In the example, the child has (to borrow a phrase) worked hard and played by the rules. He has every legitimate reason for his request to be accepted. In fact, it's part of at least an implicit bargain, if not an explicit one.

You might reply, "One never 'bargains' with a child." I would answer that life can be seen as a whole series of bargains. What this example teaches the child is that contracts and promises don't matter; all that counts is the whims of those with the underlying power, and that "might makes right." It is fundamentally immoral.

If you want to teach a kid that immorality exists -- something that all kids should learn -- there are better ways to do it than to show him that his parents can't be trusted, and that their immorality is perfectly okay simply because they can get away with it.

Michael K said...

"SGT Ted: 40"

It's actually 72.
2015-1943=72.

jr565 said...

The female Thor sounds cool, but she's actually a prototypical feminist angry at people making sexist comments and trigger warnings. It sounds like she's taking her anger out on the people who supposedly made sexist comments on Twitter during gamer gate. In between the comic style superhero fighting she lectures people on how sexism is degrading. I kid you not.
===
=== What you have to do ===
Copy out the entire comment excerpt above word for word. The data below comes from an unrelated source.

=== Records provided ===
===
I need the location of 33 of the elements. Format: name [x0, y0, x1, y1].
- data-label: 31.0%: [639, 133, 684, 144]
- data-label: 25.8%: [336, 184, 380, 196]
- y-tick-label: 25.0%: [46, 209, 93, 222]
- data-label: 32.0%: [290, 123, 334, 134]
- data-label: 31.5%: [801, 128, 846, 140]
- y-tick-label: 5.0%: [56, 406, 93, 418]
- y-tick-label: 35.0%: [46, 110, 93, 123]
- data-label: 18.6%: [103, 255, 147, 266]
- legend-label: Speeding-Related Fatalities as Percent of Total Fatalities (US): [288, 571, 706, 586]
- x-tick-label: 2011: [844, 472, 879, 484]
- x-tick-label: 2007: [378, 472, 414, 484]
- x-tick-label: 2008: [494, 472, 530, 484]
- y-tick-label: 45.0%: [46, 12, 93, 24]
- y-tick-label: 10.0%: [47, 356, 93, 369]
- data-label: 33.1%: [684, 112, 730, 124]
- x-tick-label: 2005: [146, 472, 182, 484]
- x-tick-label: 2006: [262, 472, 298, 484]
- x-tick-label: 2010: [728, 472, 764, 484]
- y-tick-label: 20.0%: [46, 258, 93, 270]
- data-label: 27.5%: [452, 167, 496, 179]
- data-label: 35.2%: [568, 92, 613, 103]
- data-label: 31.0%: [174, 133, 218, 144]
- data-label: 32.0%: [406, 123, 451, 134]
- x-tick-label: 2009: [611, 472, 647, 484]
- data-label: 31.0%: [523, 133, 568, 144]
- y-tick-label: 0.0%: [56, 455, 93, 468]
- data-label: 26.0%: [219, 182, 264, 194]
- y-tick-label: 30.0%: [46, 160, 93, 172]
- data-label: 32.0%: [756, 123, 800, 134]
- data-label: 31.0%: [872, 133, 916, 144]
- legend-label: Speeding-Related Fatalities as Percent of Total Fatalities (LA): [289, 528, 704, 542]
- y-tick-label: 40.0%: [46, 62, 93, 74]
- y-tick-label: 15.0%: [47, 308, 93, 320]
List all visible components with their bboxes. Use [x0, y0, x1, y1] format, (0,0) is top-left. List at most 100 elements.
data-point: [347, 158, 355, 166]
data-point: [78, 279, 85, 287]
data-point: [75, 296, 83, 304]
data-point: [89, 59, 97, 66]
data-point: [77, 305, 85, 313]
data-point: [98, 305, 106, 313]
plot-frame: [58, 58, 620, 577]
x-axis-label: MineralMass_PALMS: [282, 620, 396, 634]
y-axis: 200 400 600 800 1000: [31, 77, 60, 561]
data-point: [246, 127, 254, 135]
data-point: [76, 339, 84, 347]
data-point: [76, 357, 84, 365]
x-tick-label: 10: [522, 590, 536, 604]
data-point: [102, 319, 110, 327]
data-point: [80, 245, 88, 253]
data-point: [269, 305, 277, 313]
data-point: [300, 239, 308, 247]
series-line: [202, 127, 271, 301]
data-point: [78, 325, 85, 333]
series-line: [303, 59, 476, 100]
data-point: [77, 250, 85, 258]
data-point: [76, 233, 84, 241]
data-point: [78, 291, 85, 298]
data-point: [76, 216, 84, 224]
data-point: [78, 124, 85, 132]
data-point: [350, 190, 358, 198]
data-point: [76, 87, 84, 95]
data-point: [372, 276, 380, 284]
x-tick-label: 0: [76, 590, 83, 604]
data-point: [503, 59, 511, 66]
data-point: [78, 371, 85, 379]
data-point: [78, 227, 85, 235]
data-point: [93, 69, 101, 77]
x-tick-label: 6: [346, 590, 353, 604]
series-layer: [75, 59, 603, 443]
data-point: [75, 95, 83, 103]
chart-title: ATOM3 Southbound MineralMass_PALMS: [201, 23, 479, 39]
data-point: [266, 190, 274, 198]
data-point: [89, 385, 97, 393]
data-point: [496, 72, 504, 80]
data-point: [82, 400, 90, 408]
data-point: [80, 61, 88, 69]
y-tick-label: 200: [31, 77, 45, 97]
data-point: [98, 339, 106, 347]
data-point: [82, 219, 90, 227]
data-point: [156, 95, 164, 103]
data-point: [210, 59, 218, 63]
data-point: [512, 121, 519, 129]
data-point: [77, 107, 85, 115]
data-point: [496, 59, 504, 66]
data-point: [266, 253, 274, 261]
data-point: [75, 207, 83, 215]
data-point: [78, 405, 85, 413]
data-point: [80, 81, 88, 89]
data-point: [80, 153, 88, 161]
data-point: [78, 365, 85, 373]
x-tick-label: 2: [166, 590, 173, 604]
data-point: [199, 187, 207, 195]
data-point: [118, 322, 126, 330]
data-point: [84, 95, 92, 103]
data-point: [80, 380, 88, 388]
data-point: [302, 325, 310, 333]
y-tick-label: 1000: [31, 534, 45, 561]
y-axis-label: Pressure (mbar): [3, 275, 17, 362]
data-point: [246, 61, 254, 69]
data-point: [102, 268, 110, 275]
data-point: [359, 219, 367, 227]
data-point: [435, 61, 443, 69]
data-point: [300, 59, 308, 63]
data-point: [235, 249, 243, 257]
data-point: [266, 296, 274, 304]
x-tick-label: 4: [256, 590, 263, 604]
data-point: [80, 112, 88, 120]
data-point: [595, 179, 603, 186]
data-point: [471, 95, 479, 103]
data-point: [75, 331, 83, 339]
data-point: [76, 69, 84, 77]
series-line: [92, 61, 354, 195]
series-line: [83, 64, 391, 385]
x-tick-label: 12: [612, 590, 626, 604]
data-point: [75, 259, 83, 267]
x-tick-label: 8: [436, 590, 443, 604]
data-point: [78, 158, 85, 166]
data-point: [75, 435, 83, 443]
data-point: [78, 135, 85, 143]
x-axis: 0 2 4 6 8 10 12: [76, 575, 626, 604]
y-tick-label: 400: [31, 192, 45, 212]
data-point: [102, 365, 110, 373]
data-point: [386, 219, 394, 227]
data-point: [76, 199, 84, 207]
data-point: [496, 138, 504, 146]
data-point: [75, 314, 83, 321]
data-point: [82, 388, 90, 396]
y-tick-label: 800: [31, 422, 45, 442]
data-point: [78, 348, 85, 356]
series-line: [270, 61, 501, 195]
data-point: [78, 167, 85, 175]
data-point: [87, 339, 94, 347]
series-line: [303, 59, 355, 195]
===
=== Answer box ===
In the example, the child has (to borrow a phrase) worked hard and played by the rules. He has every legitimate reason for his request to be accepted. In fact, it's part of at least an implicit bargain, if not an explicit one.

You might reply, "One never 'bargains' with a child." I would answer that life can be seen as a whole series of bargains. What this example teaches the child is that contracts and promises don't matter; all that counts is the whims of those with the underlying power, and that "might makes right." It is fundamentally immoral.

If you want to teach a kid that immorality exists -- something that all kids should learn -- there are better ways to do it than to show him that his parents can't be trusted, and that their immorality is perfectly okay simply because they can get away with it.

Michael K said...

"SGT Ted: 40"

It's actually 72.
2015-1943=72.

jr565 said...

The female Thor sounds cool, but she's actually a prototypical feminist angry at people making sexist comments and trigger warnings. It sounds like she's taking her anger out on the people who supposedly made sexist comments on Twitter during gamer gate. In between the comic style superhero fighting she lectures people on how sexism is degrading. I kid you not.